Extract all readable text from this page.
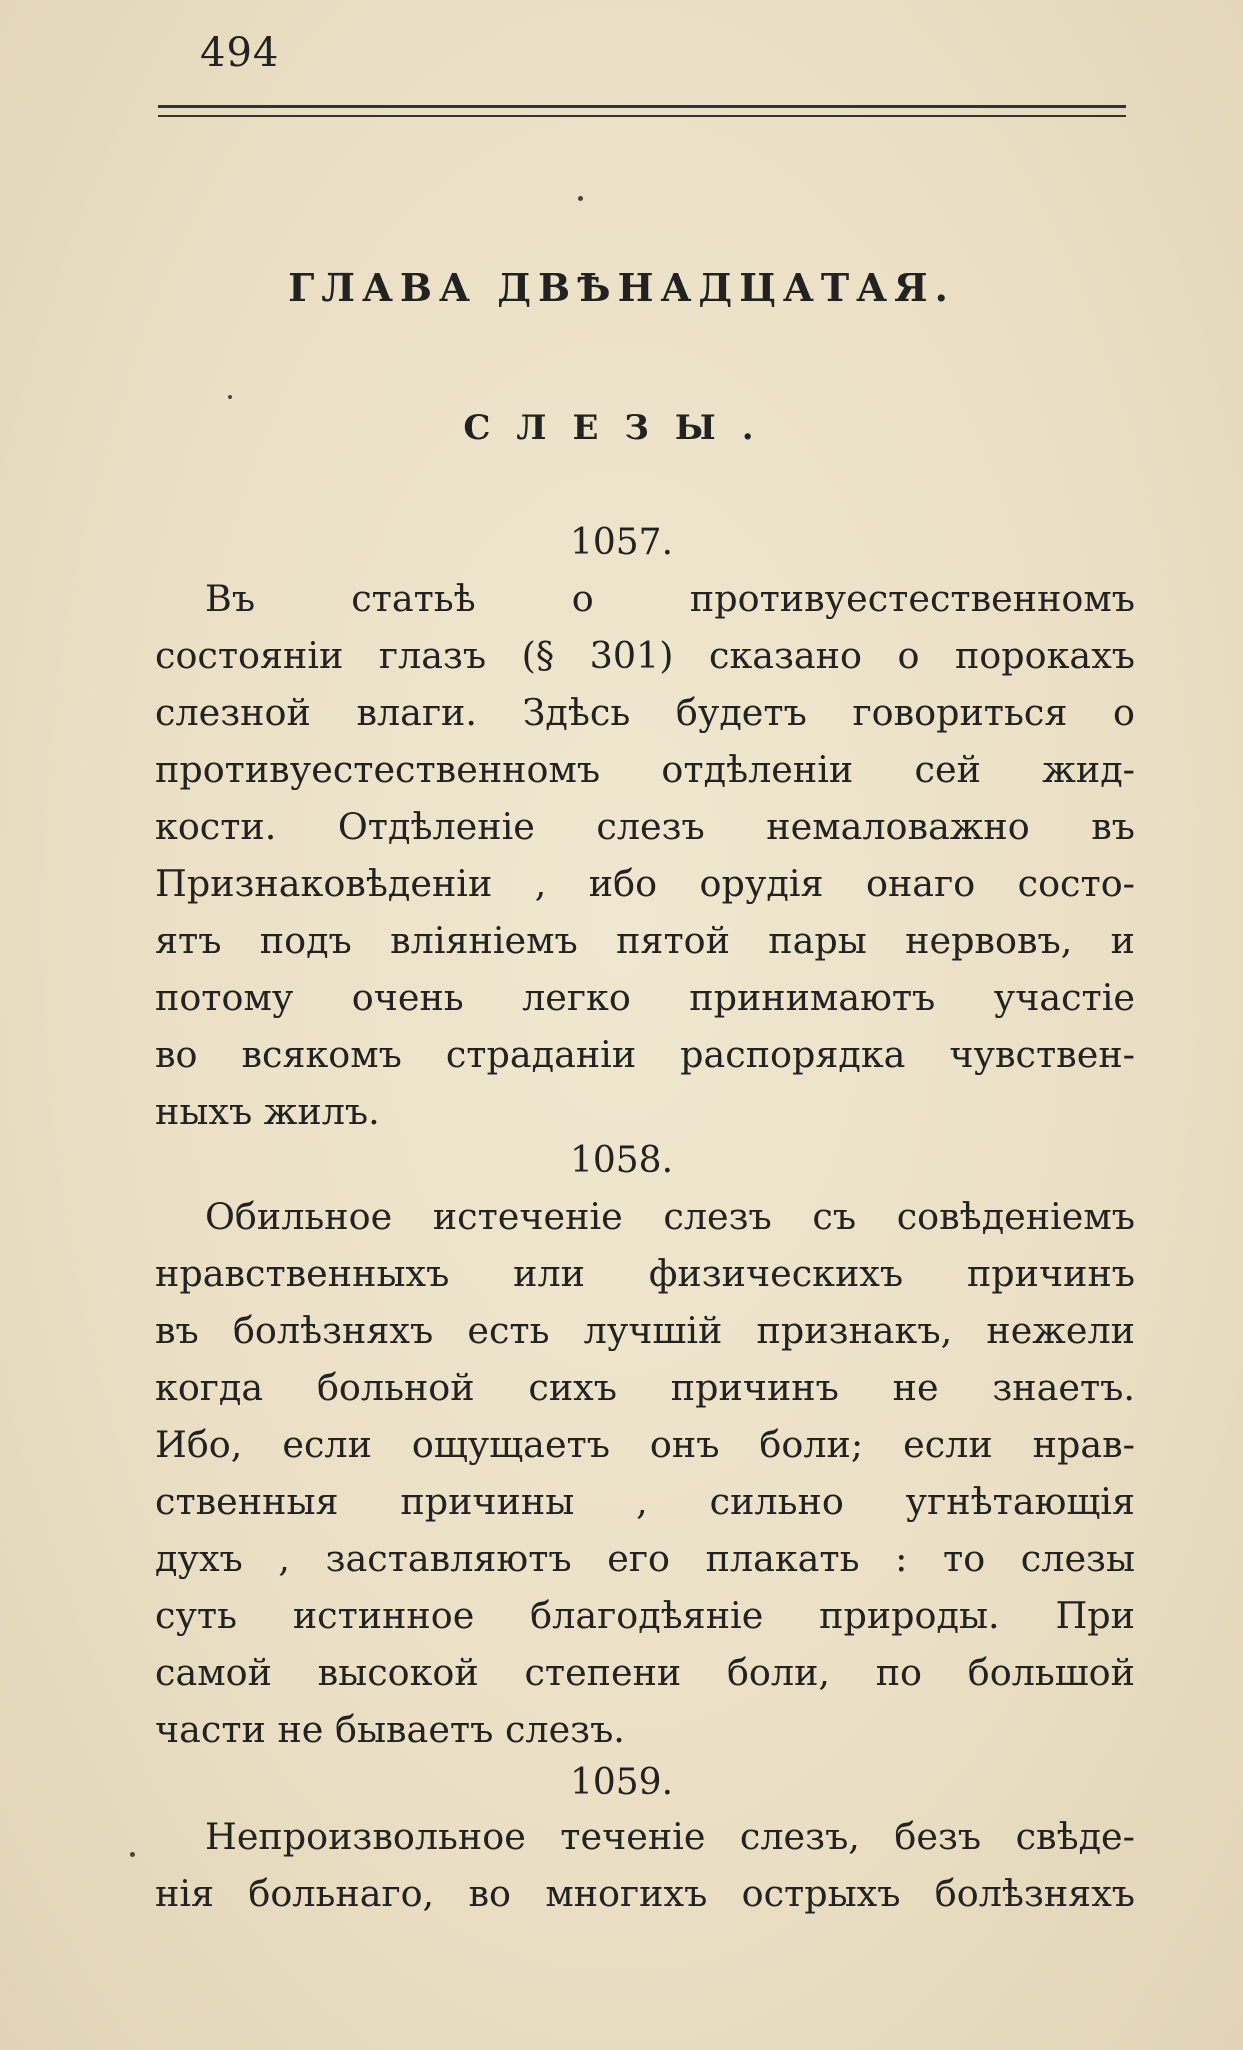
494
ГЛАВА ДВѢНАДЦАТАЯ.
СЛЕЗЫ.
1057.
Въ статьѣ о противуестественномъ
состояніи глазъ (§ 301) сказано о порокахъ
слезной влаги. Здѣсь будетъ говориться о
противуестественномъ отдѣленіи сей жид-
кости. Отдѣленіе слезъ немаловажно въ
Признаковѣденіи , ибо орудія онаго состо-
ятъ подъ вліяніемъ пятой пары нервовъ, и
потому очень легко принимаютъ участіе
во всякомъ страданіи распорядка чувствен-
ныхъ жилъ.
1058.
Обильное истеченіе слезъ съ совѣденіемъ
нравственныхъ или физическихъ причинъ
въ болѣзняхъ есть лучшій признакъ, нежели
когда больной сихъ причинъ не знаетъ.
Ибо, если ощущаетъ онъ боли; если нрав-
ственныя причины , сильно угнѣтающія
духъ , заставляютъ его плакать : то слезы
суть истинное благодѣяніе природы. При
самой высокой степени боли, по большой
части не бываетъ слезъ.
1059.
Непроизвольное теченіе слезъ, безъ свѣде-
нія больнаго, во многихъ острыхъ болѣзняхъ
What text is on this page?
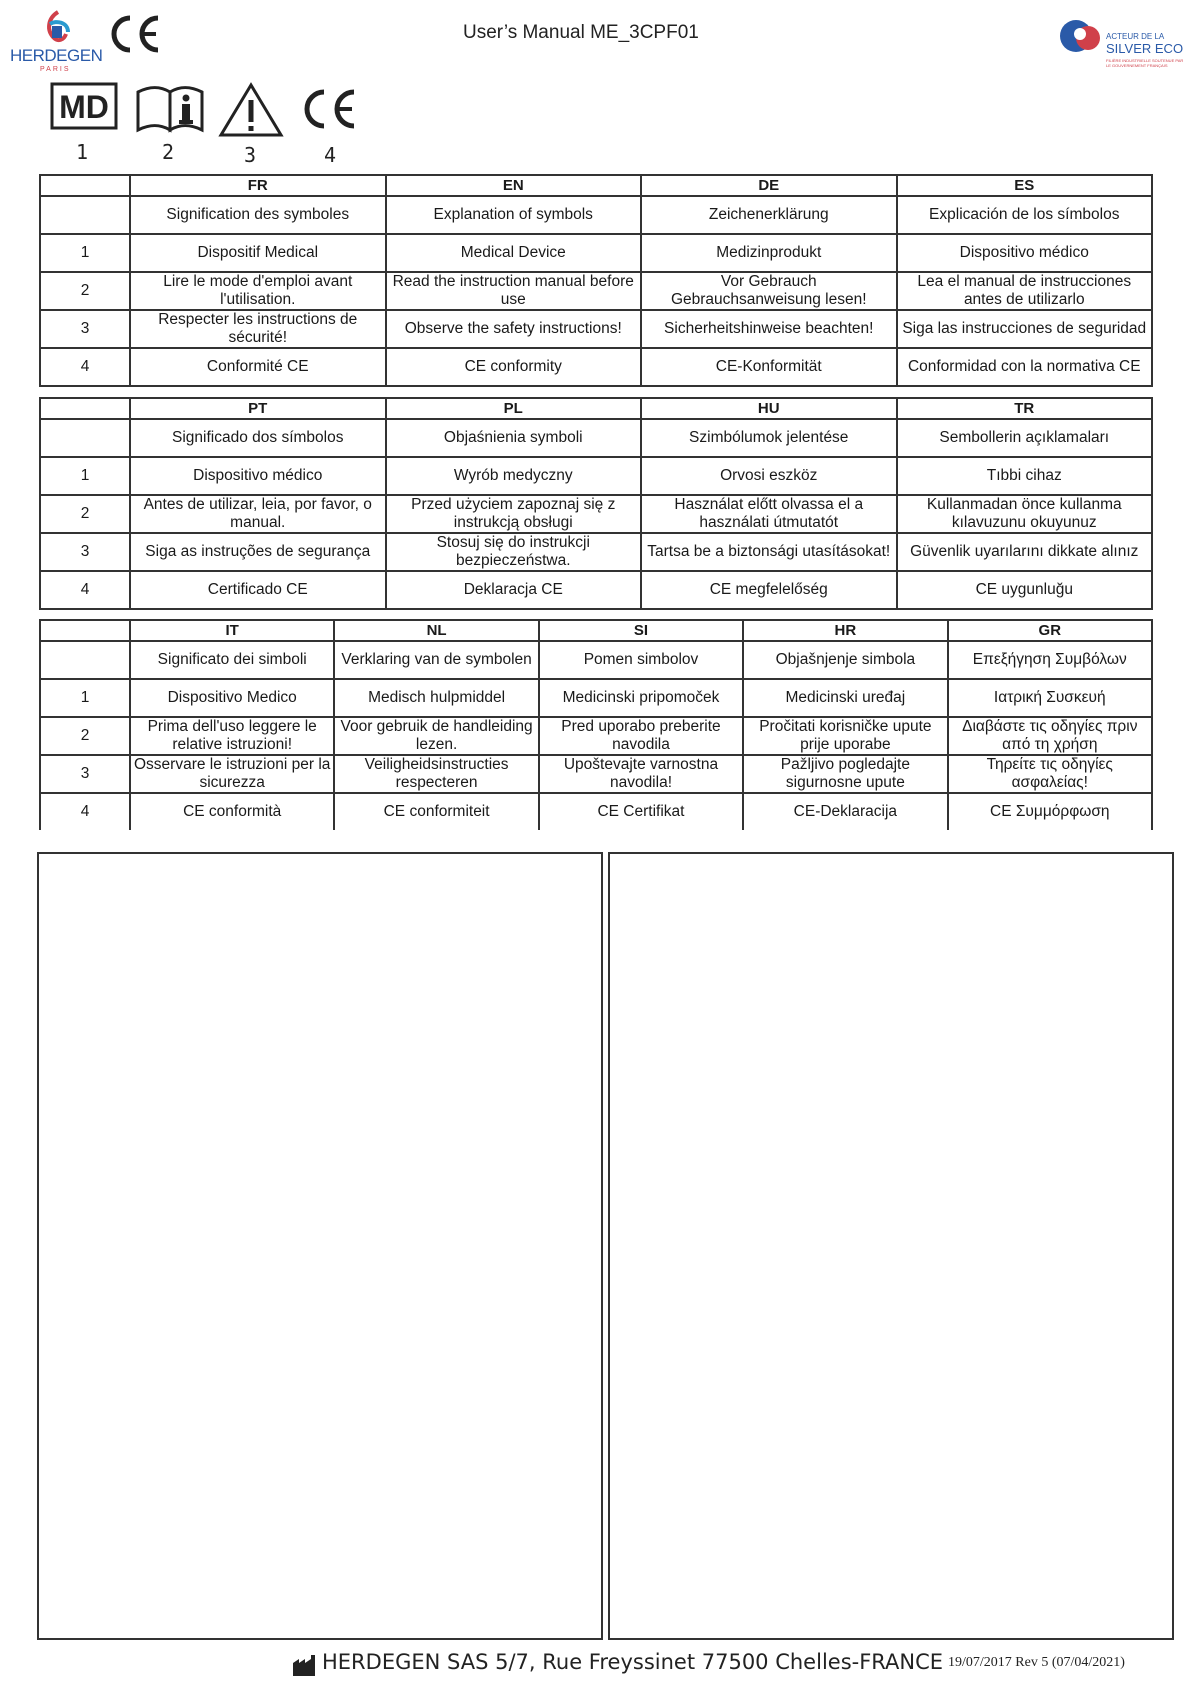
HERDEGEN
PARIS
User’s Manual ME_3CPF01	ACTEUR DE LA
SILVER ECO
FILIÈRE INDUSTRIELLE SOUTENUE PAR LE GOUVERNEMENT FRANÇAIS
MD
1	2	3	4
	FR	EN	DE	ES
	Signification des symboles	Explanation of symbols	Zeichenerklärung	Explicación de los símbolos
1	Dispositif Medical	Medical Device	Medizinprodukt	Dispositivo médico
2	Lire le mode d'emploi avant l'utilisation.	Read the instruction manual before use	Vor Gebrauch Gebrauchsanweisung lesen!	Lea el manual de instrucciones antes de utilizarlo
3	Respecter les instructions de sécurité!	Observe the safety instructions!	Sicherheitshinweise beachten!	Siga las instrucciones de seguridad
4	Conformité CE	CE conformity	CE-Konformität	Conformidad con la normativa CE
	PT	PL	HU	TR
	Significado dos símbolos	Objaśnienia symboli	Szimbólumok jelentése	Sembollerin açıklamaları
1	Dispositivo médico	Wyrób medyczny	Orvosi eszköz	Tıbbi cihaz
2	Antes de utilizar, leia, por favor, o manual.	Przed użyciem zapoznaj się z instrukcją obsługi	Használat előtt olvassa el a használati útmutatót	Kullanmadan önce kullanma kılavuzunu okuyunuz
3	Siga as instruções de segurança	Stosuj się do instrukcji bezpieczeństwa.	Tartsa be a biztonsági utasításokat!	Güvenlik uyarılarını dikkate alınız
4	Certificado CE	Deklaracja CE	CE megfelelőség	CE uygunluğu
	IT	NL	SI	HR	GR
	Significato dei simboli	Verklaring van de symbolen	Pomen simbolov	Objašnjenje simbola	Επεξήγηση Συμβόλων
1	Dispositivo Medico	Medisch hulpmiddel	Medicinski pripomoček	Medicinski uređaj	Ιατρική Συσκευή
2	Prima dell'uso leggere le relative istruzioni!	Voor gebruik de handleiding lezen.	Pred uporabo preberite navodila	Pročitati korisničke upute prije uporabe	Διαβάστε τις οδηγίες πριν από τη χρήση
3	Osservare le istruzioni per la sicurezza	Veiligheidsinstructies respecteren	Upoštevajte varnostna navodila!	Pažljivo pogledajte sigurnosne upute	Τηρείτε τις οδηγίες ασφαλείας!
4	CE conformità	CE conformiteit	CE Certifikat	CE-Deklaracija	CE Συμμόρφωση
HERDEGEN SAS 5/7, Rue Freyssinet 77500 Chelles-FRANCE 19/07/2017 Rev 5 (07/04/2021)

────────

### Exercise requirements
Reproduce all of the material exactly, apart from the pictures.

### Task result
Extract all readable text from this page.
494
ГЛАВА ДВѢНАДЦАТАЯ.
СЛЕЗЫ.
1057.
Въ статьѣ о противуестественномъ
состояніи глазъ (§ 301) сказано о порокахъ
слезной влаги. Здѣсь будетъ говориться о
противуестественномъ отдѣленіи сей жид-
кости. Отдѣленіе слезъ немаловажно въ
Признаковѣденіи , ибо орудія онаго состо-
ятъ подъ вліяніемъ пятой пары нервовъ, и
потому очень легко принимаютъ участіе
во всякомъ страданіи распорядка чувствен-
ныхъ жилъ.
1058.
Обильное истеченіе слезъ съ совѣденіемъ
нравственныхъ или физическихъ причинъ
въ болѣзняхъ есть лучшій признакъ, нежели
когда больной сихъ причинъ не знаетъ.
Ибо, если ощущаетъ онъ боли; если нрав-
ственныя причины , сильно угнѣтающія
духъ , заставляютъ его плакать : то слезы
суть истинное благодѣяніе природы. При
самой высокой степени боли, по большой
части не бываетъ слезъ.
1059.
Непроизвольное теченіе слезъ, безъ свѣде-
нія больнаго, во многихъ острыхъ болѣзняхъ
What text is on this page?
HERDEGEN
PARIS
User’s Manual ME_3CPF01	ACTEUR DE LA
SILVER ECO
FILIÈRE INDUSTRIELLE SOUTENUE PAR LE GOUVERNEMENT FRANÇAIS
MD
1	2	3	4
	FR	EN	DE	ES
	Signification des symboles	Explanation of symbols	Zeichenerklärung	Explicación de los símbolos
1	Dispositif Medical	Medical Device	Medizinprodukt	Dispositivo médico
2	Lire le mode d'emploi avant l'utilisation.	Read the instruction manual before use	Vor Gebrauch Gebrauchsanweisung lesen!	Lea el manual de instrucciones antes de utilizarlo
3	Respecter les instructions de sécurité!	Observe the safety instructions!	Sicherheitshinweise beachten!	Siga las instrucciones de seguridad
4	Conformité CE	CE conformity	CE-Konformität	Conformidad con la normativa CE
	PT	PL	HU	TR
	Significado dos símbolos	Objaśnienia symboli	Szimbólumok jelentése	Sembollerin açıklamaları
1	Dispositivo médico	Wyrób medyczny	Orvosi eszköz	Tıbbi cihaz
2	Antes de utilizar, leia, por favor, o manual.	Przed użyciem zapoznaj się z instrukcją obsługi	Használat előtt olvassa el a használati útmutatót	Kullanmadan önce kullanma kılavuzunu okuyunuz
3	Siga as instruções de segurança	Stosuj się do instrukcji bezpieczeństwa.	Tartsa be a biztonsági utasításokat!	Güvenlik uyarılarını dikkate alınız
4	Certificado CE	Deklaracja CE	CE megfelelőség	CE uygunluğu
	IT	NL	SI	HR	GR
	Significato dei simboli	Verklaring van de symbolen	Pomen simbolov	Objašnjenje simbola	Επεξήγηση Συμβόλων
1	Dispositivo Medico	Medisch hulpmiddel	Medicinski pripomoček	Medicinski uređaj	Ιατρική Συσκευή
2	Prima dell'uso leggere le relative istruzioni!	Voor gebruik de handleiding lezen.	Pred uporabo preberite navodila	Pročitati korisničke upute prije uporabe	Διαβάστε τις οδηγίες πριν από τη χρήση
3	Osservare le istruzioni per la sicurezza	Veiligheidsinstructies respecteren	Upoštevajte varnostna navodila!	Pažljivo pogledajte sigurnosne upute	Τηρείτε τις οδηγίες ασφαλείας!
4	CE conformità	CE conformiteit	CE Certifikat	CE-Deklaracija	CE Συμμόρφωση
HERDEGEN SAS 5/7, Rue Freyssinet 77500 Chelles-FRANCE 19/07/2017 Rev 5 (07/04/2021)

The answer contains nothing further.